- [Short exercise] Search the records below for the word "tulee". Pull out each line that has it.

- [Saved data entries]
***
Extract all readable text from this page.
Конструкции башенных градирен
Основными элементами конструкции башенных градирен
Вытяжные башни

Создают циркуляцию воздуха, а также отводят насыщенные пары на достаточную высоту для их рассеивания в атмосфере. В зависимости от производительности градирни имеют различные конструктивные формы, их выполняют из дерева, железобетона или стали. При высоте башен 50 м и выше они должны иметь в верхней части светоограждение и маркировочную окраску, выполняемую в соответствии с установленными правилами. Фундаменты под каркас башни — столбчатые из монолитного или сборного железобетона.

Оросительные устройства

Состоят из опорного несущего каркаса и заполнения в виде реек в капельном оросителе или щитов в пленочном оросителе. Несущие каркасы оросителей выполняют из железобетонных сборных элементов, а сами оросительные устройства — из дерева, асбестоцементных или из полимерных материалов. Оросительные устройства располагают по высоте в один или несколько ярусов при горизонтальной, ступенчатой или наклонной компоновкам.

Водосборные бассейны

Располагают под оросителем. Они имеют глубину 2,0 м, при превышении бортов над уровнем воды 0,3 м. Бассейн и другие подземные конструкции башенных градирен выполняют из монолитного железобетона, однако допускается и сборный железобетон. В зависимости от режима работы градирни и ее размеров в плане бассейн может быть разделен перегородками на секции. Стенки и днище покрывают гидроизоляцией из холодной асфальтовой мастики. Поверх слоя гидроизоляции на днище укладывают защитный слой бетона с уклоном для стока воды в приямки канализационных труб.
***
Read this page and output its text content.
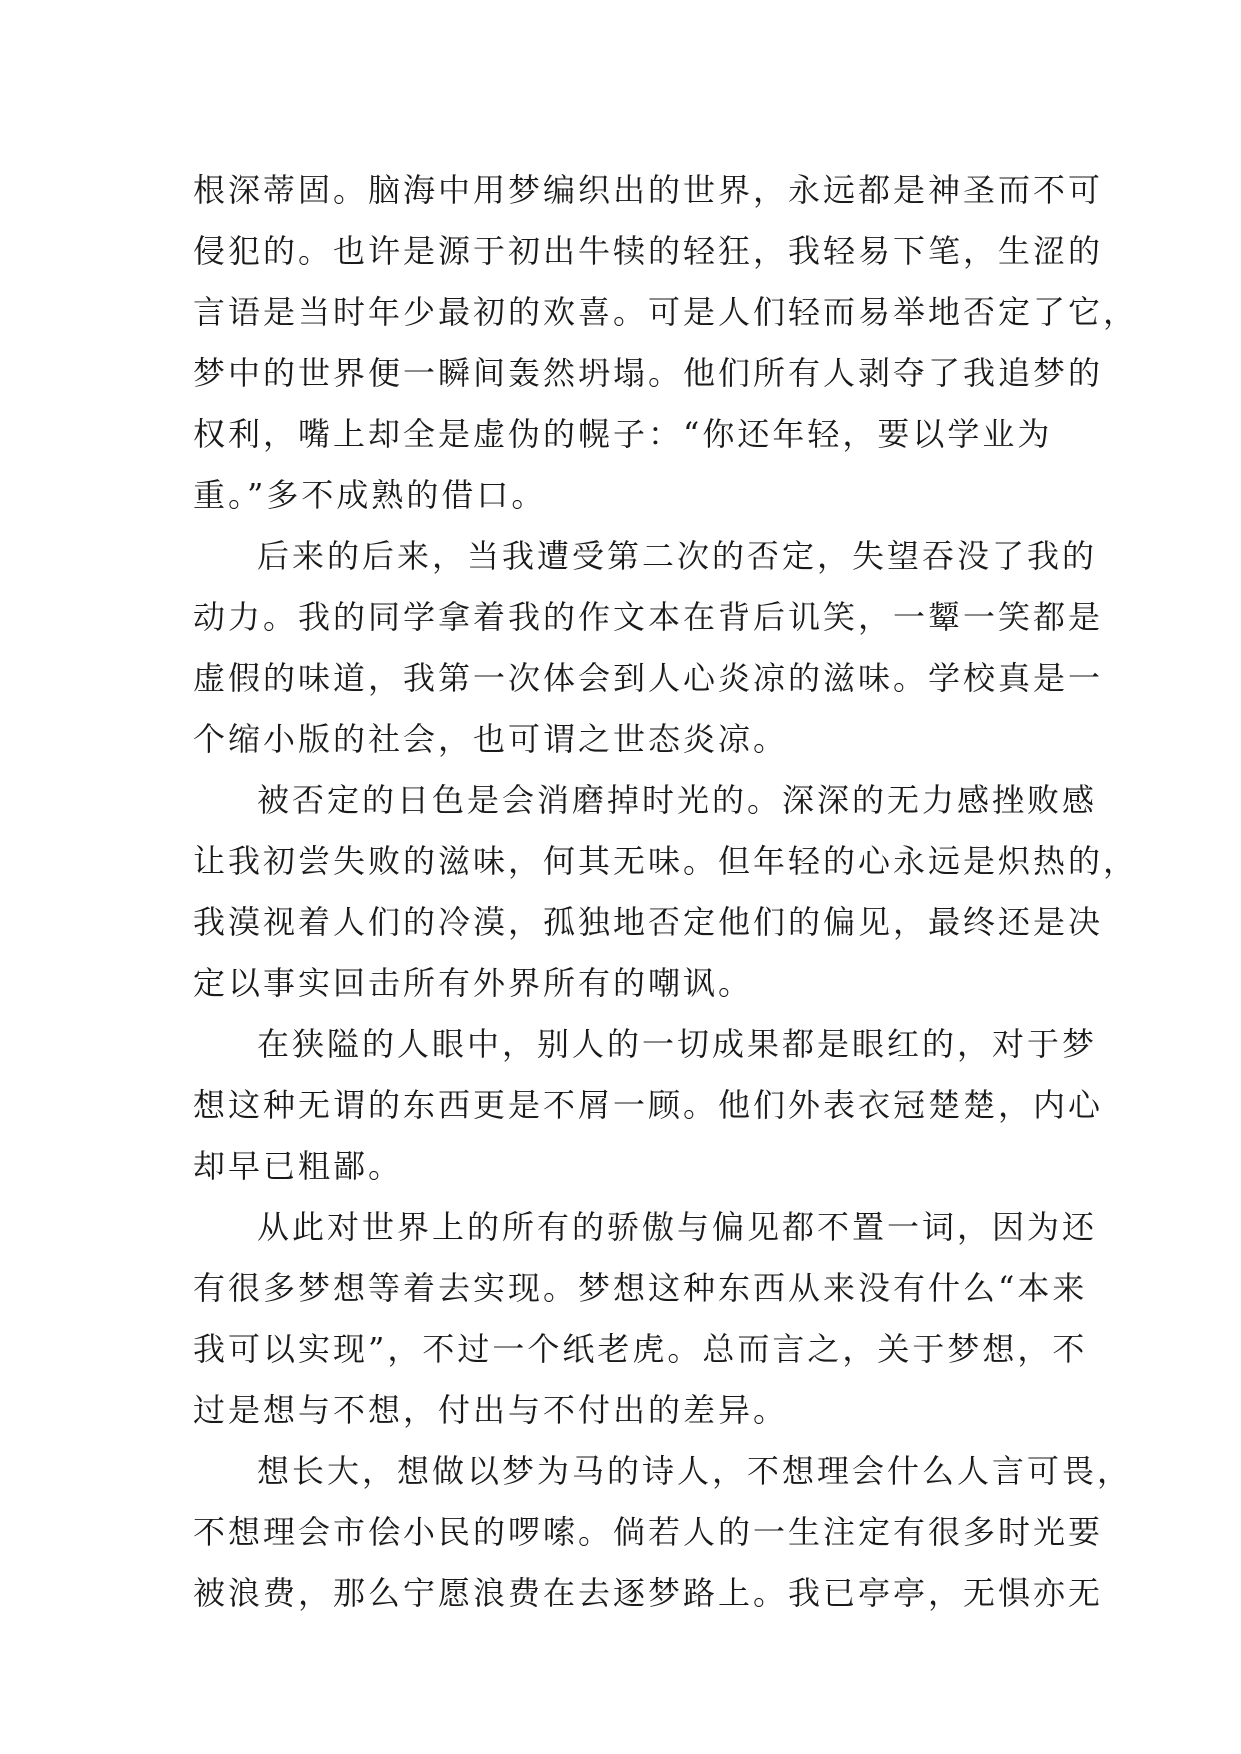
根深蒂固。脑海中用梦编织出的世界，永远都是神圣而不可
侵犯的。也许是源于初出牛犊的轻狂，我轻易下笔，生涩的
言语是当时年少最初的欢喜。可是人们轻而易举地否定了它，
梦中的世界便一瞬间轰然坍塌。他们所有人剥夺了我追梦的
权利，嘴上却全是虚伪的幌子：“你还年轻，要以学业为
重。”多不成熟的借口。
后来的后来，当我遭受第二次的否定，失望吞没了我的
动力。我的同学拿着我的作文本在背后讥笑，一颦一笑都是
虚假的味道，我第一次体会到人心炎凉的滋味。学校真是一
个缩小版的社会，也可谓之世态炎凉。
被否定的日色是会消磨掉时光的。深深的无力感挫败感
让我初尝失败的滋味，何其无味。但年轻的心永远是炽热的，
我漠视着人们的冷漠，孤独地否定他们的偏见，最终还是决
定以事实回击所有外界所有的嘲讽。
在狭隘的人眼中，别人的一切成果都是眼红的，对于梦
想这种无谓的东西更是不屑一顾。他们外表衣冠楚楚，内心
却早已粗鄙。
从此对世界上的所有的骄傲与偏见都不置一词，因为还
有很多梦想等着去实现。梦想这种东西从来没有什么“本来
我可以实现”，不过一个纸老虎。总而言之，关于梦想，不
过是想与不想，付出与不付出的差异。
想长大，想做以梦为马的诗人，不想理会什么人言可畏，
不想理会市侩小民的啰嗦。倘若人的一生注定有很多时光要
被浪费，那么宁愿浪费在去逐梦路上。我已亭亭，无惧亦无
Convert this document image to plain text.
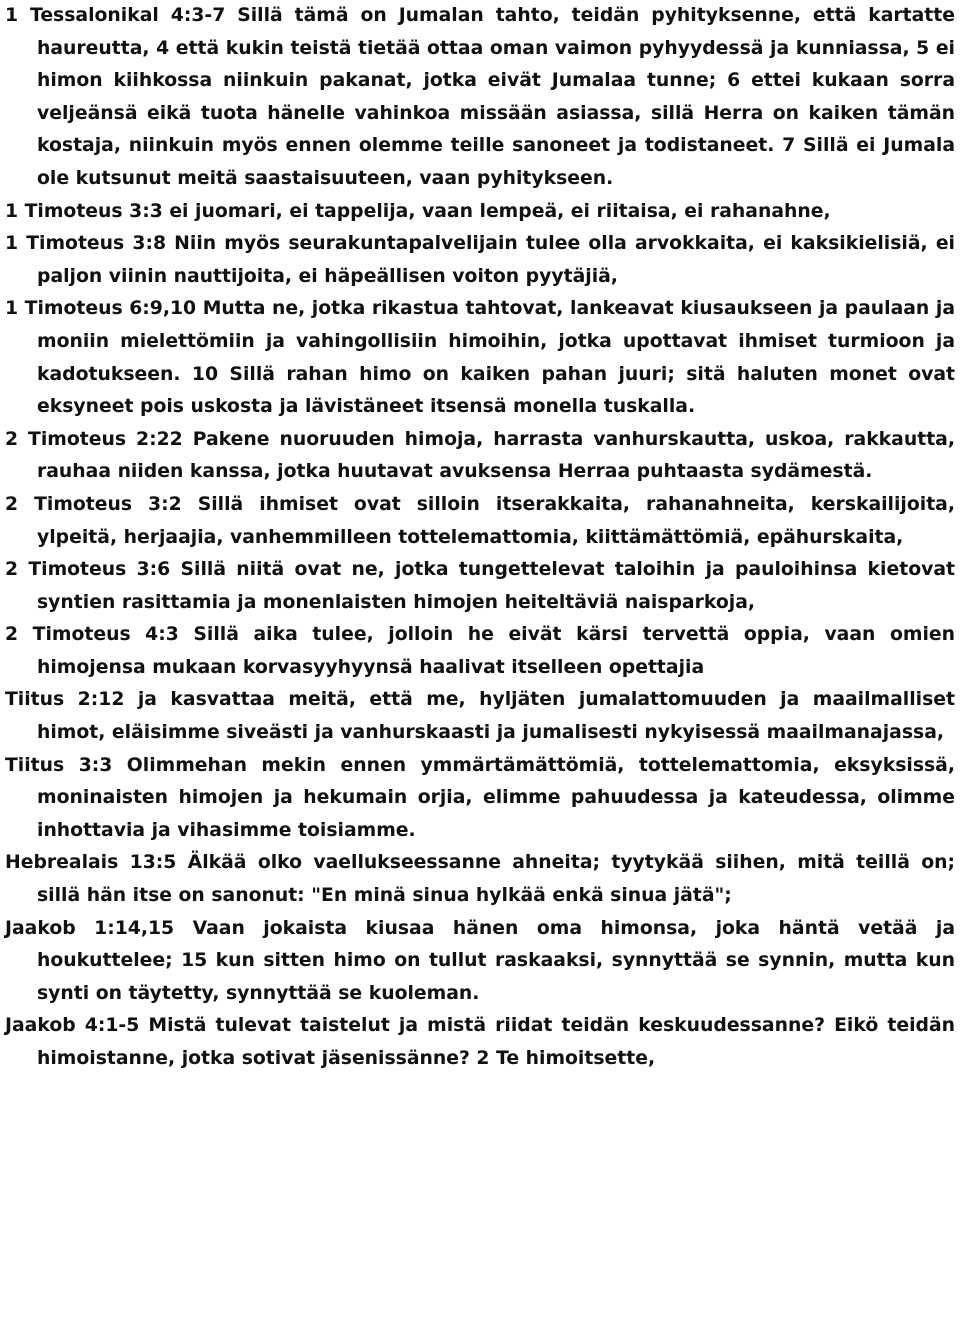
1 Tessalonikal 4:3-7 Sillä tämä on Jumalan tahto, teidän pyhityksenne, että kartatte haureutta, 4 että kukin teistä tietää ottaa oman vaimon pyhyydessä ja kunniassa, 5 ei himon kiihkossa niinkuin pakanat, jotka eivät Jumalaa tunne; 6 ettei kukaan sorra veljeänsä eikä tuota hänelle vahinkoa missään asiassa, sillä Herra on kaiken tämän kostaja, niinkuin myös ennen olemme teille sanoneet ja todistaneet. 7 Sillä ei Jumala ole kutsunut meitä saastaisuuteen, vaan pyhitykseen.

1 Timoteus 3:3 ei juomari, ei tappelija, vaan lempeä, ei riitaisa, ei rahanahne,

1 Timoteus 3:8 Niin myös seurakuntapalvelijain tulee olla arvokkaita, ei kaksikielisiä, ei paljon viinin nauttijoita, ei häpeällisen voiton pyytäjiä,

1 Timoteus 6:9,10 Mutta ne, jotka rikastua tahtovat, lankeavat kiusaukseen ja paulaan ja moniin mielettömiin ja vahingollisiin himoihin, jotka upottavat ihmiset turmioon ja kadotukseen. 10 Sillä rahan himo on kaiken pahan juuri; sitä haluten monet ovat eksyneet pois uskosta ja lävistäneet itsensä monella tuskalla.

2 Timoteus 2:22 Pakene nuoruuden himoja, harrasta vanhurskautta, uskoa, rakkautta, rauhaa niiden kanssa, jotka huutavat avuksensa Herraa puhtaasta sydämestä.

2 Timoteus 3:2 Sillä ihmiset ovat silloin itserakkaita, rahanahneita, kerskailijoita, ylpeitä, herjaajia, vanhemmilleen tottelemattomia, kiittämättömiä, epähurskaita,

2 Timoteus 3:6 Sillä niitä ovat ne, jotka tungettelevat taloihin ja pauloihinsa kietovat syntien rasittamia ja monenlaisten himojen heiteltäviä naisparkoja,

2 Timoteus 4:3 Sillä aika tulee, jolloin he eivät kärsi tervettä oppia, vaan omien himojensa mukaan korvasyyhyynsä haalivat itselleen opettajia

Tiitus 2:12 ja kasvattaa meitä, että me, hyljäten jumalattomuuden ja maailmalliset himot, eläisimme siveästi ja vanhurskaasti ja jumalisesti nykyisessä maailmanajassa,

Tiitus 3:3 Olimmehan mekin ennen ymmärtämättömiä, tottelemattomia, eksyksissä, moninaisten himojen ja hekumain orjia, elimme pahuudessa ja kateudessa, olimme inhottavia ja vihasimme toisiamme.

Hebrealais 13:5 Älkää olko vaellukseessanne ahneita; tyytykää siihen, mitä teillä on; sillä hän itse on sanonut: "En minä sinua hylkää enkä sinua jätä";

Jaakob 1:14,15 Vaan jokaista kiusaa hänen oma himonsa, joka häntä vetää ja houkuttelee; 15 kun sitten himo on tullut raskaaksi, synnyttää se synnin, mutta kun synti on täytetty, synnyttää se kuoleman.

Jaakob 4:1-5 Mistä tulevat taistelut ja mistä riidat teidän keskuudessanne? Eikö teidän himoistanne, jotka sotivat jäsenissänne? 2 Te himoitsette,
***
- [Output]
1 Timoteus 3:8 Niin myös seurakuntapalvelijain tulee olla arvokkaita, ei kaksikielisiä, ei paljon viinin nauttijoita, ei häpeällisen voiton pyytäjiä,
2 Timoteus 4:3 Sillä aika tulee, jolloin he eivät kärsi tervettä oppia, vaan omien himojensa mukaan korvasyyhyynsä haalivat itselleen opettajia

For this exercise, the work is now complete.